[Figure contents as structured data]
* * * * * * * * *
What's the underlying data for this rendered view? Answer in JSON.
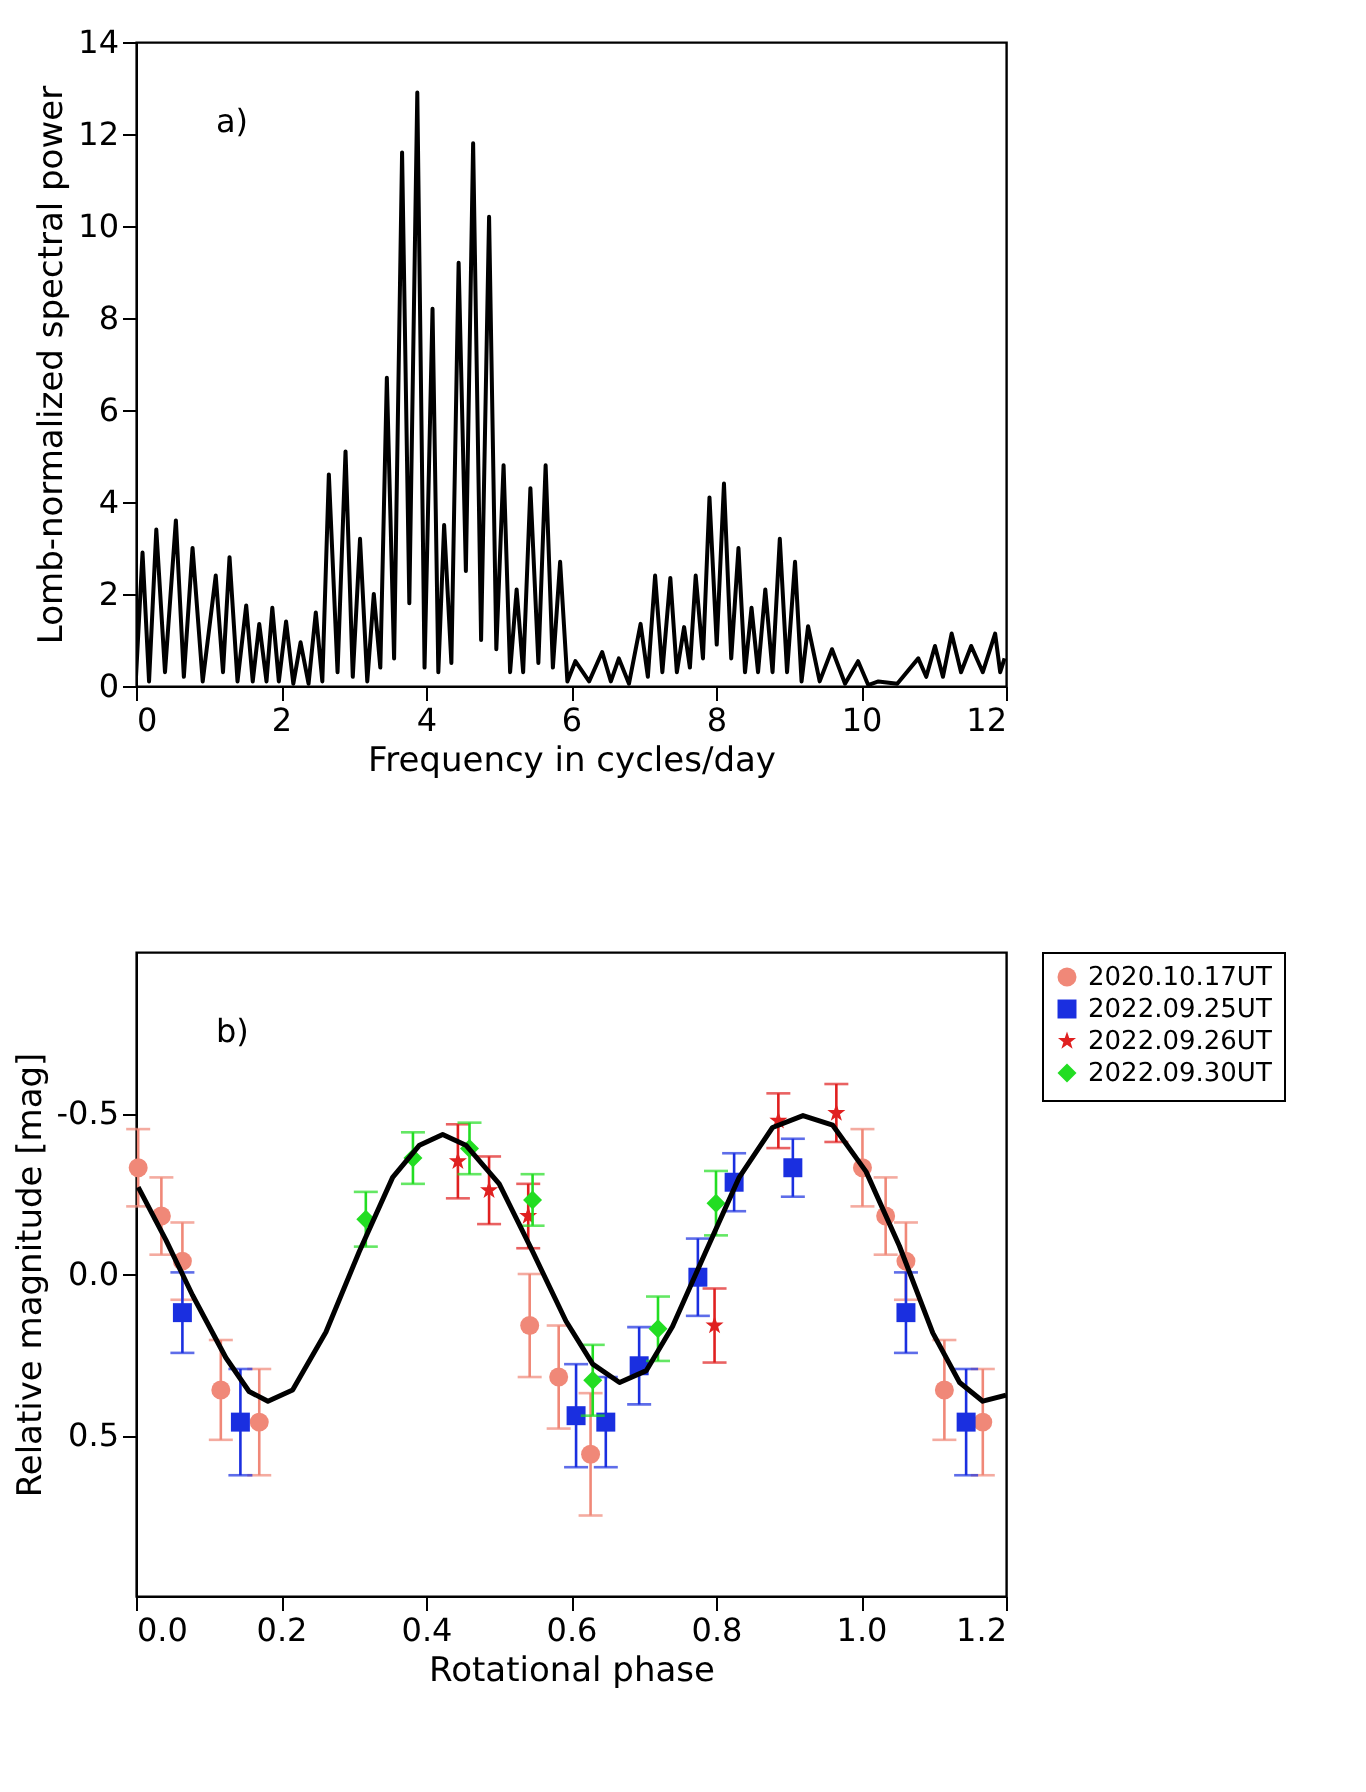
{
  "chart_data": [
    {
      "type": "line",
      "xlabel": "Frequency in cycles/day",
      "ylabel": "Lomb-normalized spectral power",
      "annotations": [
        "a)"
      ],
      "xlim": [
        0,
        12
      ],
      "ylim": [
        0,
        14
      ],
      "xticks": [
        0,
        2,
        4,
        6,
        8,
        10,
        12
      ],
      "yticks": [
        0,
        2,
        4,
        6,
        8,
        10,
        12,
        14
      ],
      "grid": false,
      "legend": false,
      "series": [
        {
          "color": "#000000",
          "x": [
            0,
            0.09,
            0.18,
            0.28,
            0.4,
            0.55,
            0.66,
            0.78,
            0.92,
            1.1,
            1.2,
            1.29,
            1.4,
            1.52,
            1.61,
            1.7,
            1.8,
            1.88,
            1.97,
            2.07,
            2.17,
            2.27,
            2.38,
            2.48,
            2.57,
            2.66,
            2.78,
            2.89,
            2.99,
            3.09,
            3.19,
            3.28,
            3.37,
            3.46,
            3.56,
            3.67,
            3.77,
            3.88,
            3.98,
            4.09,
            4.17,
            4.25,
            4.35,
            4.45,
            4.55,
            4.65,
            4.76,
            4.87,
            4.97,
            5.07,
            5.16,
            5.25,
            5.34,
            5.44,
            5.55,
            5.65,
            5.75,
            5.85,
            5.95,
            6.06,
            6.25,
            6.43,
            6.55,
            6.66,
            6.8,
            6.96,
            7.06,
            7.16,
            7.26,
            7.37,
            7.46,
            7.56,
            7.64,
            7.72,
            7.82,
            7.91,
            8.01,
            8.11,
            8.21,
            8.31,
            8.4,
            8.49,
            8.58,
            8.68,
            8.78,
            8.88,
            8.98,
            9.09,
            9.18,
            9.27,
            9.43,
            9.6,
            9.78,
            9.96,
            10.1,
            10.24,
            10.5,
            10.79,
            10.9,
            11.02,
            11.13,
            11.25,
            11.38,
            11.52,
            11.68,
            11.85,
            11.92,
            11.98
          ],
          "values": [
            0.2,
            2.9,
            0.1,
            3.4,
            0.3,
            3.6,
            0.2,
            3.0,
            0.1,
            2.4,
            0.3,
            2.8,
            0.1,
            1.75,
            0.1,
            1.35,
            0.1,
            1.7,
            0.1,
            1.4,
            0.05,
            0.95,
            0.05,
            1.6,
            0.1,
            4.6,
            0.3,
            5.1,
            0.2,
            3.2,
            0.1,
            2.0,
            0.4,
            6.7,
            0.6,
            11.6,
            1.8,
            12.9,
            0.4,
            8.2,
            0.3,
            3.5,
            0.5,
            9.2,
            2.5,
            11.8,
            1.0,
            10.2,
            0.8,
            4.8,
            0.3,
            2.1,
            0.3,
            4.3,
            0.5,
            4.8,
            0.4,
            2.7,
            0.1,
            0.54,
            0.1,
            0.74,
            0.1,
            0.6,
            0.05,
            1.35,
            0.2,
            2.4,
            0.3,
            2.35,
            0.3,
            1.28,
            0.4,
            2.4,
            0.6,
            4.1,
            0.9,
            4.4,
            0.6,
            3.0,
            0.3,
            1.7,
            0.3,
            2.1,
            0.3,
            3.2,
            0.3,
            2.7,
            0.1,
            1.3,
            0.1,
            0.8,
            0.05,
            0.54,
            0.02,
            0.1,
            0.05,
            0.6,
            0.2,
            0.87,
            0.2,
            1.14,
            0.3,
            0.87,
            0.3,
            1.14,
            0.3,
            0.6
          ]
        }
      ]
    },
    {
      "type": "scatter",
      "xlabel": "Rotational phase",
      "ylabel": "Relative magnitude [mag]",
      "annotations": [
        "b)"
      ],
      "xlim": [
        0,
        1.2
      ],
      "ylim": [
        1.0,
        -1.0
      ],
      "xticks": [
        {
          "value": 0,
          "label": "0.0"
        },
        {
          "value": 0.2,
          "label": "0.2"
        },
        {
          "value": 0.4,
          "label": "0.4"
        },
        {
          "value": 0.6,
          "label": "0.6"
        },
        {
          "value": 0.8,
          "label": "0.8"
        },
        {
          "value": 1.0,
          "label": "1.0"
        },
        {
          "value": 1.2,
          "label": "1.2"
        }
      ],
      "yticks": [
        {
          "value": -0.5,
          "label": "-0.5"
        },
        {
          "value": 0,
          "label": "0.0"
        },
        {
          "value": 0.5,
          "label": "0.5"
        }
      ],
      "grid": false,
      "legend": "right",
      "series": [
        {
          "name": "2020.10.17UT",
          "color": "#f08878",
          "marker": "circle",
          "x": [
            0.003,
            0.035,
            0.064,
            0.117,
            0.17,
            0.543,
            0.583,
            0.627,
            1.002,
            1.034,
            1.062,
            1.115,
            1.168
          ],
          "values": [
            -0.33,
            -0.18,
            -0.04,
            0.36,
            0.46,
            0.16,
            0.32,
            0.56,
            -0.33,
            -0.18,
            -0.04,
            0.36,
            0.46
          ],
          "errors": [
            0.12,
            0.12,
            0.12,
            0.155,
            0.165,
            0.16,
            0.16,
            0.19,
            0.12,
            0.12,
            0.12,
            0.155,
            0.165
          ]
        },
        {
          "name": "2022.09.25UT",
          "color": "#1a2fe0",
          "marker": "square",
          "x": [
            0.064,
            0.144,
            0.607,
            0.648,
            0.694,
            0.775,
            0.825,
            0.906,
            1.062,
            1.145
          ],
          "values": [
            0.12,
            0.46,
            0.44,
            0.46,
            0.285,
            0.01,
            -0.285,
            -0.33,
            0.12,
            0.46
          ],
          "errors": [
            0.125,
            0.165,
            0.16,
            0.14,
            0.12,
            0.12,
            0.09,
            0.09,
            0.125,
            0.165
          ]
        },
        {
          "name": "2022.09.26UT",
          "color": "#e02020",
          "marker": "star",
          "x": [
            0.444,
            0.487,
            0.541,
            0.798,
            0.886,
            0.966
          ],
          "values": [
            -0.35,
            -0.26,
            -0.18,
            0.16,
            -0.476,
            -0.5
          ],
          "errors": [
            0.115,
            0.105,
            0.1,
            0.115,
            0.085,
            0.09
          ]
        },
        {
          "name": "2022.09.30UT",
          "color": "#22dd22",
          "marker": "diamond",
          "x": [
            0.317,
            0.382,
            0.46,
            0.547,
            0.63,
            0.72,
            0.8
          ],
          "values": [
            -0.17,
            -0.36,
            -0.39,
            -0.23,
            0.33,
            0.17,
            -0.22
          ],
          "errors": [
            0.085,
            0.08,
            0.08,
            0.08,
            0.11,
            0.1,
            0.1
          ]
        },
        {
          "type": "line",
          "color": "#000000",
          "marker": "none",
          "x": [
            0.003,
            0.041,
            0.078,
            0.124,
            0.156,
            0.182,
            0.216,
            0.262,
            0.308,
            0.354,
            0.391,
            0.423,
            0.455,
            0.501,
            0.547,
            0.593,
            0.63,
            0.667,
            0.704,
            0.74,
            0.786,
            0.832,
            0.878,
            0.92,
            0.961,
            1.007,
            1.053,
            1.099,
            1.136,
            1.168,
            1.2
          ],
          "values": [
            -0.27,
            -0.107,
            0.066,
            0.26,
            0.365,
            0.395,
            0.36,
            0.18,
            -0.07,
            -0.3,
            -0.4,
            -0.433,
            -0.4,
            -0.28,
            -0.07,
            0.146,
            0.28,
            0.337,
            0.3,
            0.163,
            -0.07,
            -0.3,
            -0.455,
            -0.492,
            -0.462,
            -0.318,
            -0.087,
            0.183,
            0.337,
            0.395,
            0.376
          ]
        }
      ]
    }
  ]
}
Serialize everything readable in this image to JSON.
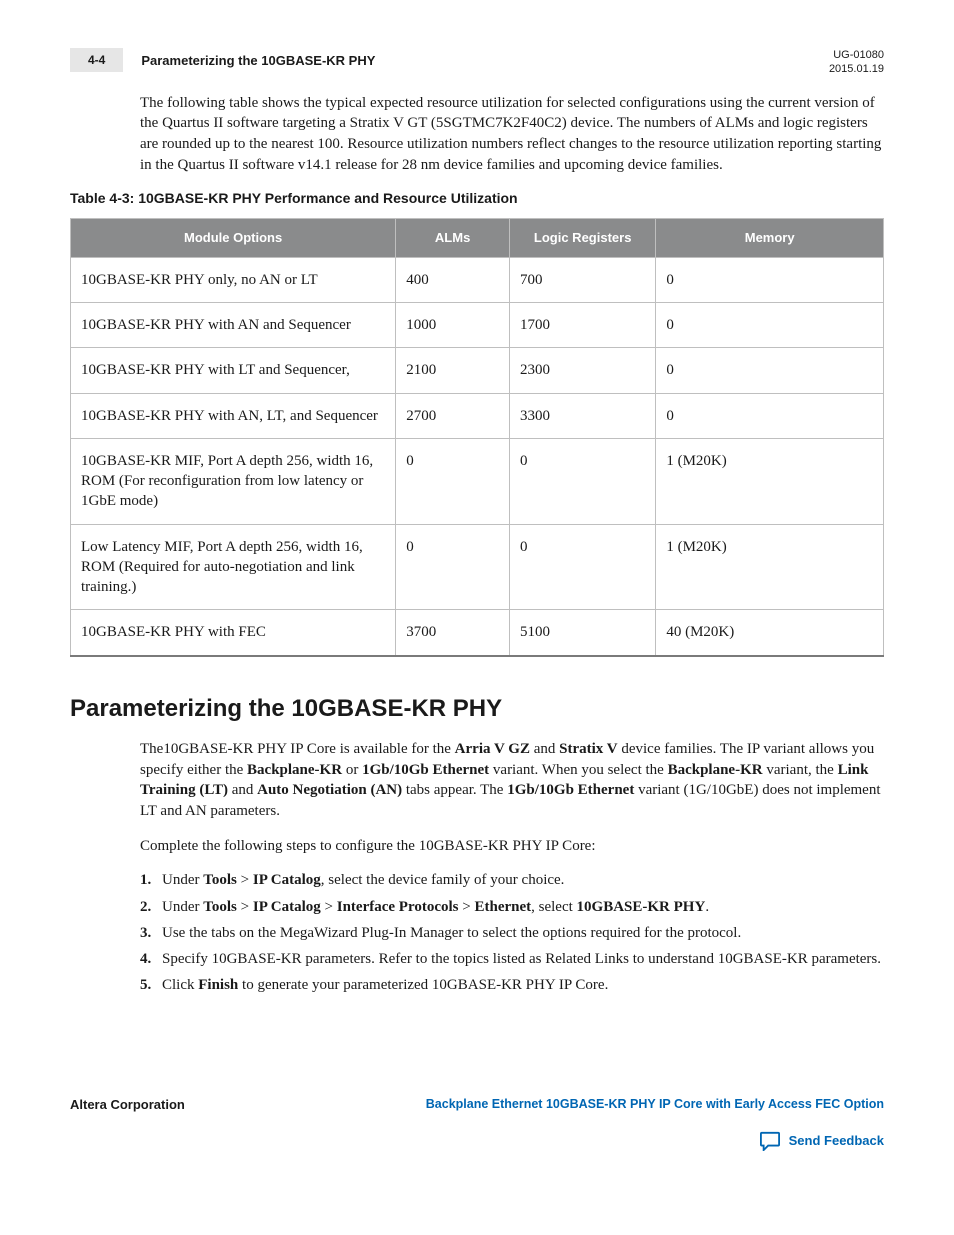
* * * * * * * * *
● EXERCISE PROMPT:
Your task is to pick out every line with the string "name" and copy it.

● REPLY:
          "name": "2020.10.17UT",
          "name": "2022.09.25UT",
          "name": "2022.09.26UT",
          "name": "2022.09.30UT",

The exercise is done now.